### Task
In the material below, find all lines with the string "text" and copy them.

### Supplied entries
# # # # # # #

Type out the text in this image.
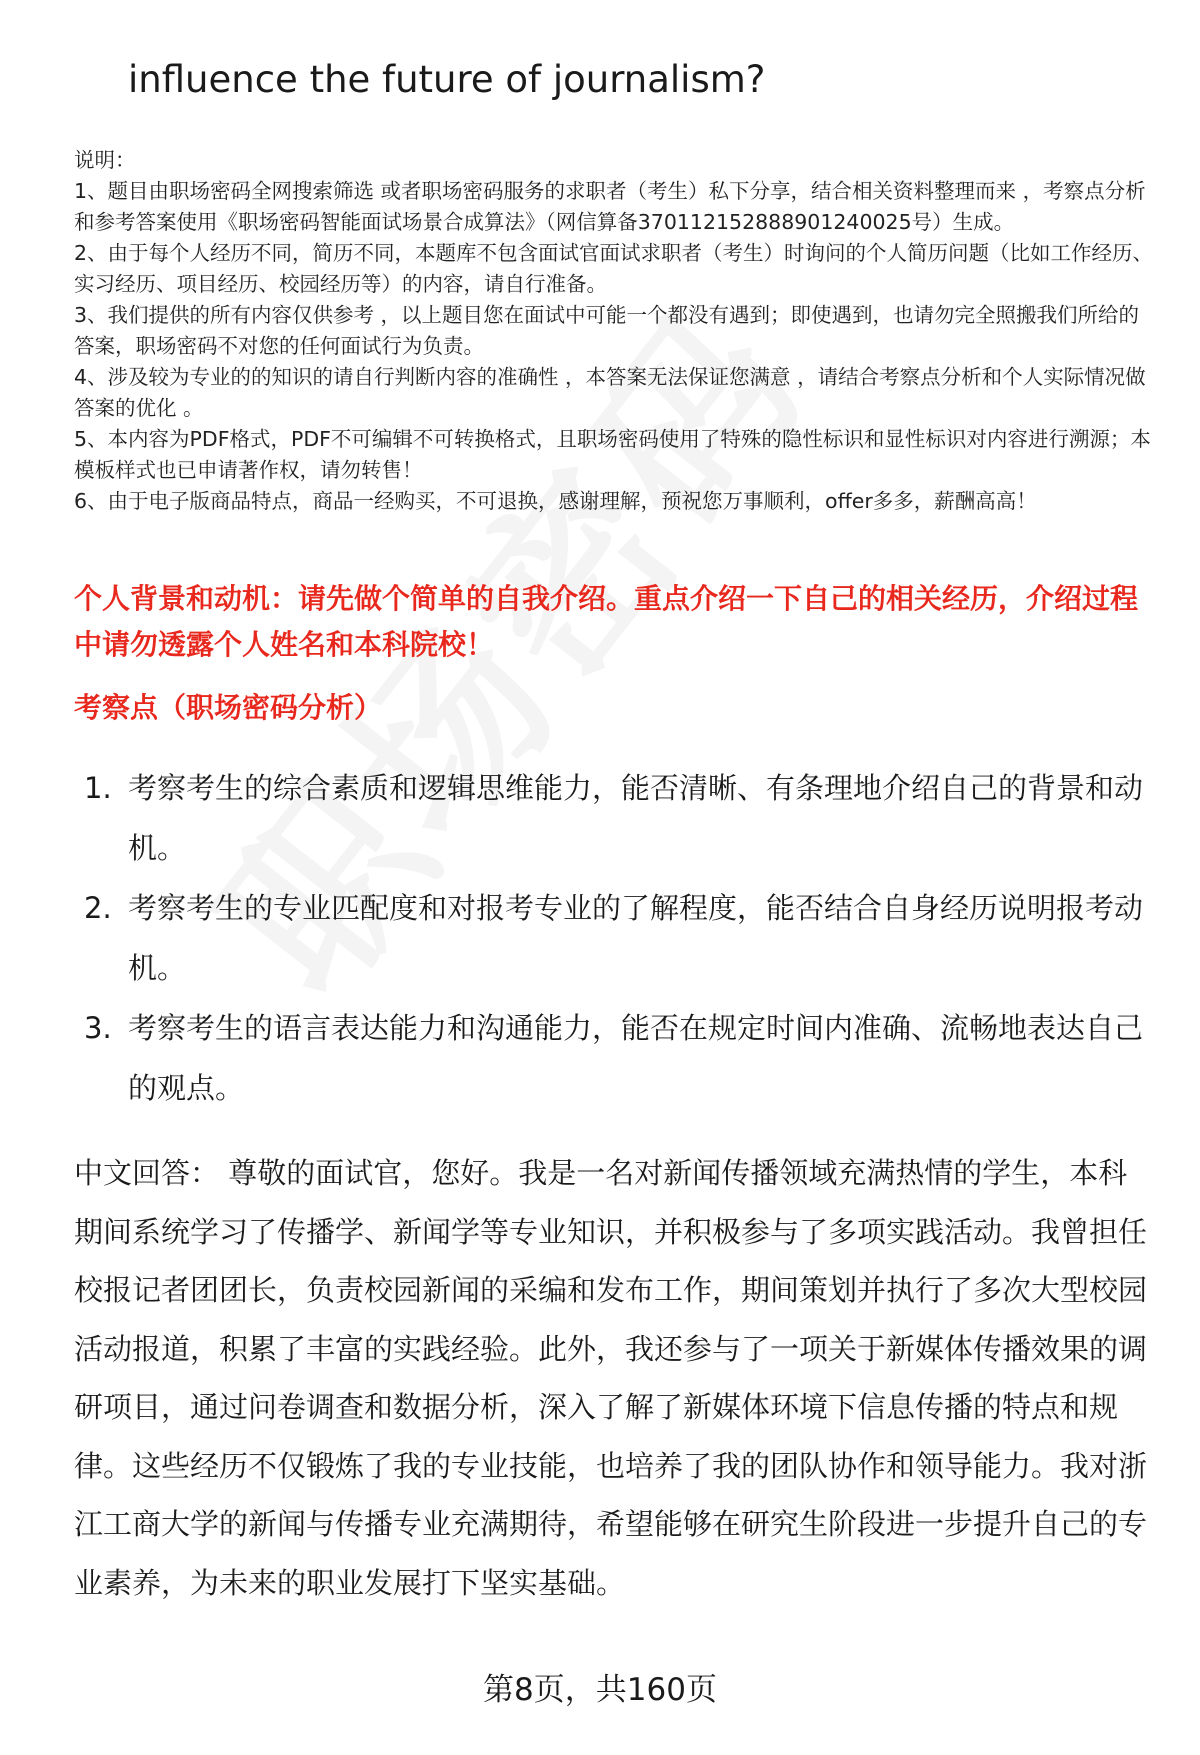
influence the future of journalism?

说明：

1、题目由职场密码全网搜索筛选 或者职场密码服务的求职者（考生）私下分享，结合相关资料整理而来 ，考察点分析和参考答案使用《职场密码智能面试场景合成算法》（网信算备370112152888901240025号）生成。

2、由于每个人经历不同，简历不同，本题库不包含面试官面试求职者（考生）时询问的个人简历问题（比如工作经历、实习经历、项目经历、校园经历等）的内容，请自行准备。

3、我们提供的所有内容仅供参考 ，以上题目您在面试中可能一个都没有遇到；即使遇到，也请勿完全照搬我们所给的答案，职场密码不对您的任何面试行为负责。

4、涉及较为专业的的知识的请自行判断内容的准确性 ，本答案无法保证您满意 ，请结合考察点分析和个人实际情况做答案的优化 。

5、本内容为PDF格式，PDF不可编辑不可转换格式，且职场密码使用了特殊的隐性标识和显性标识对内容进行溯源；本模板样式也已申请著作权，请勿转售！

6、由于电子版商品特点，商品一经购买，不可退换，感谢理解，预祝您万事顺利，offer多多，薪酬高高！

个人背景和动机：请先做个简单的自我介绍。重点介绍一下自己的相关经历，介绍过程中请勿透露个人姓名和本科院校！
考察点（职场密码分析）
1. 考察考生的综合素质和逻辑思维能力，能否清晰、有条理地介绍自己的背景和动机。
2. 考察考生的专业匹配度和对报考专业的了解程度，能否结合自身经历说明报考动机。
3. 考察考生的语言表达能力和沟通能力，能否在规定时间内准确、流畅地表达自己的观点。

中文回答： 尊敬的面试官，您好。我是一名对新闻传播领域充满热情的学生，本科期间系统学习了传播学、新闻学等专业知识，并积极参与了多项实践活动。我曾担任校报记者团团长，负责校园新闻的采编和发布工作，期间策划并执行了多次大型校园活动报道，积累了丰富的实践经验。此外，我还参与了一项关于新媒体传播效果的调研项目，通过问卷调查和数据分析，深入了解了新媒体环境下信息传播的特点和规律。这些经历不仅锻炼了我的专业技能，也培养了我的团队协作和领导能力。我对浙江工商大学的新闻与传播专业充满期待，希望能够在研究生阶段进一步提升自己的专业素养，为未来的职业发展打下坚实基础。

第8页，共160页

# # # # # # #

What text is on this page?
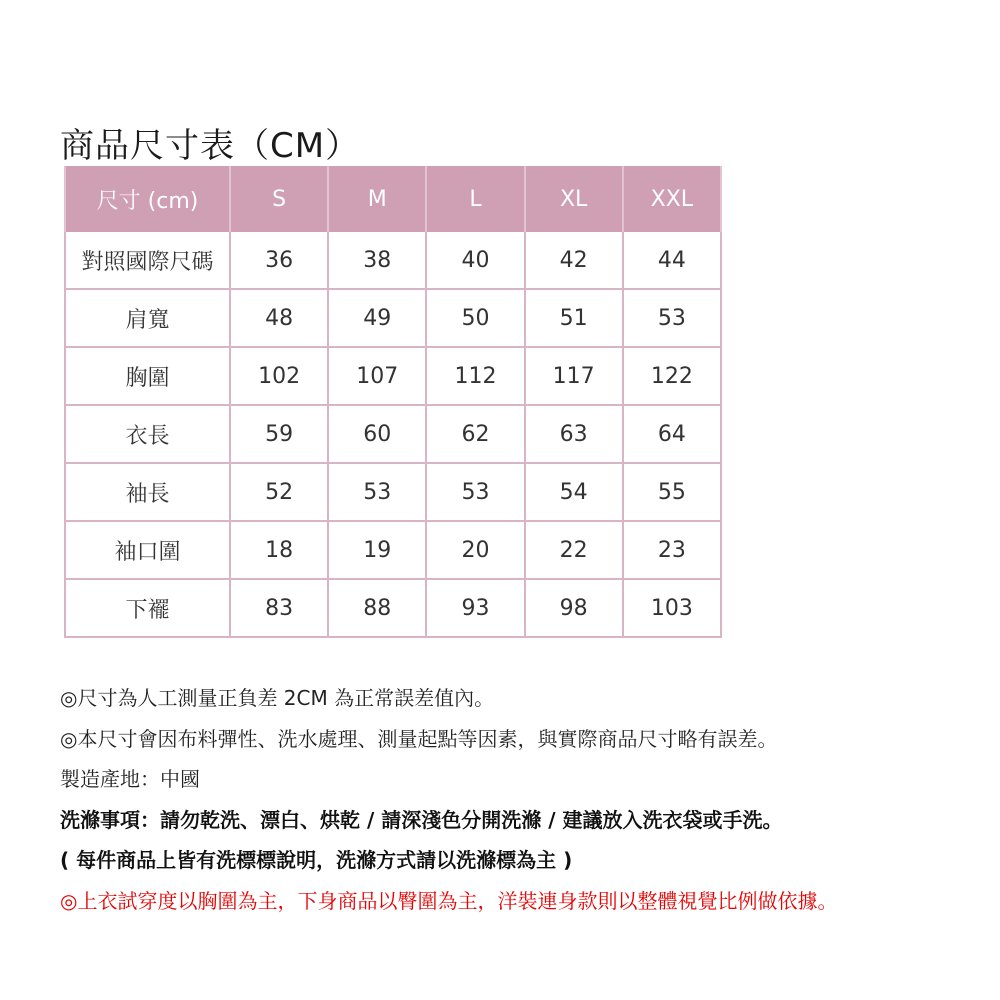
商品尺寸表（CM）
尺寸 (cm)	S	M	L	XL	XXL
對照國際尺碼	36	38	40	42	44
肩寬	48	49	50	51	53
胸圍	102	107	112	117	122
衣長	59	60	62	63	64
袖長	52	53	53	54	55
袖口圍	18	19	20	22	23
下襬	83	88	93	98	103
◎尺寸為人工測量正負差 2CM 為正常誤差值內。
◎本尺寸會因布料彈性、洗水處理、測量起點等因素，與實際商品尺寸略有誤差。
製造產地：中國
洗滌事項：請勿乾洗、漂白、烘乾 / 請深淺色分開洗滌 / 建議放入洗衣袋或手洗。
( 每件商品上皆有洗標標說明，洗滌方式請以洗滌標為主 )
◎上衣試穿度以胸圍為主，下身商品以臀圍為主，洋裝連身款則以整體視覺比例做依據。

# # # # # # #

### Solution below
Type out the text in this image.
What text is on this page?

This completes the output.